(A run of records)
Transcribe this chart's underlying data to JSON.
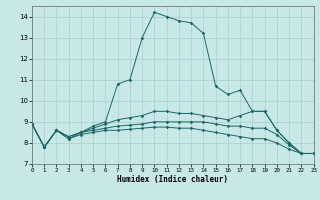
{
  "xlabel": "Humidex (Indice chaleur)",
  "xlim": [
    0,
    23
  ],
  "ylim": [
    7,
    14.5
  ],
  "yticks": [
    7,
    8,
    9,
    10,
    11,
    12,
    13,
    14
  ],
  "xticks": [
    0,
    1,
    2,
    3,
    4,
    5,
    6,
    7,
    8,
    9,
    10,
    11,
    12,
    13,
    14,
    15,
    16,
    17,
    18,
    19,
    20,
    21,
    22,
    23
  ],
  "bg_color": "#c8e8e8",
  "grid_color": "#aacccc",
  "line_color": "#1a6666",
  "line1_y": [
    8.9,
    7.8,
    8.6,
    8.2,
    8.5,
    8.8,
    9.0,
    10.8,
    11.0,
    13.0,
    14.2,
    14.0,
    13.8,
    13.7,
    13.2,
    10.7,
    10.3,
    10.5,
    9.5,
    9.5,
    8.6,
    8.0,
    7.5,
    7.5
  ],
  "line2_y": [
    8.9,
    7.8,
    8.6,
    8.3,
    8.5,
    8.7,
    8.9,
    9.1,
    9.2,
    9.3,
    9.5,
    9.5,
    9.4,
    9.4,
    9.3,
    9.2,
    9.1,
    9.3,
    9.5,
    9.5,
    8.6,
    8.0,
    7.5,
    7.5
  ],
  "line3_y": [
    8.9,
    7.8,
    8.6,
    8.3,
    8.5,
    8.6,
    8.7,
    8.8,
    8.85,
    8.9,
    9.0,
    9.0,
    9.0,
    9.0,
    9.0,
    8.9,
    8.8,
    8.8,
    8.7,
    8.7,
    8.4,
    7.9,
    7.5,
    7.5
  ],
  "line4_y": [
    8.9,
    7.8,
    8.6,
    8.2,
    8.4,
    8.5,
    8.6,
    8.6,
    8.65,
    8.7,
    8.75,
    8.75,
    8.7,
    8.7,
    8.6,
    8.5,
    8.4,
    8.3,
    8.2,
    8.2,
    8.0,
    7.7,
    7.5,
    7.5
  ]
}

**Task goal:**
Leave out the pictures and transcribe the entries above exactly.

**Correct answer:**
Transcribe this chart's underlying data to JSON.
{
  "xlabel": "Humidex (Indice chaleur)",
  "xlim": [
    0,
    23
  ],
  "ylim": [
    7,
    14.5
  ],
  "yticks": [
    7,
    8,
    9,
    10,
    11,
    12,
    13,
    14
  ],
  "xticks": [
    0,
    1,
    2,
    3,
    4,
    5,
    6,
    7,
    8,
    9,
    10,
    11,
    12,
    13,
    14,
    15,
    16,
    17,
    18,
    19,
    20,
    21,
    22,
    23
  ],
  "bg_color": "#c8e8e8",
  "grid_color": "#aacccc",
  "line_color": "#1a6666",
  "line1_y": [
    8.9,
    7.8,
    8.6,
    8.2,
    8.5,
    8.8,
    9.0,
    10.8,
    11.0,
    13.0,
    14.2,
    14.0,
    13.8,
    13.7,
    13.2,
    10.7,
    10.3,
    10.5,
    9.5,
    9.5,
    8.6,
    8.0,
    7.5,
    7.5
  ],
  "line2_y": [
    8.9,
    7.8,
    8.6,
    8.3,
    8.5,
    8.7,
    8.9,
    9.1,
    9.2,
    9.3,
    9.5,
    9.5,
    9.4,
    9.4,
    9.3,
    9.2,
    9.1,
    9.3,
    9.5,
    9.5,
    8.6,
    8.0,
    7.5,
    7.5
  ],
  "line3_y": [
    8.9,
    7.8,
    8.6,
    8.3,
    8.5,
    8.6,
    8.7,
    8.8,
    8.85,
    8.9,
    9.0,
    9.0,
    9.0,
    9.0,
    9.0,
    8.9,
    8.8,
    8.8,
    8.7,
    8.7,
    8.4,
    7.9,
    7.5,
    7.5
  ],
  "line4_y": [
    8.9,
    7.8,
    8.6,
    8.2,
    8.4,
    8.5,
    8.6,
    8.6,
    8.65,
    8.7,
    8.75,
    8.75,
    8.7,
    8.7,
    8.6,
    8.5,
    8.4,
    8.3,
    8.2,
    8.2,
    8.0,
    7.7,
    7.5,
    7.5
  ]
}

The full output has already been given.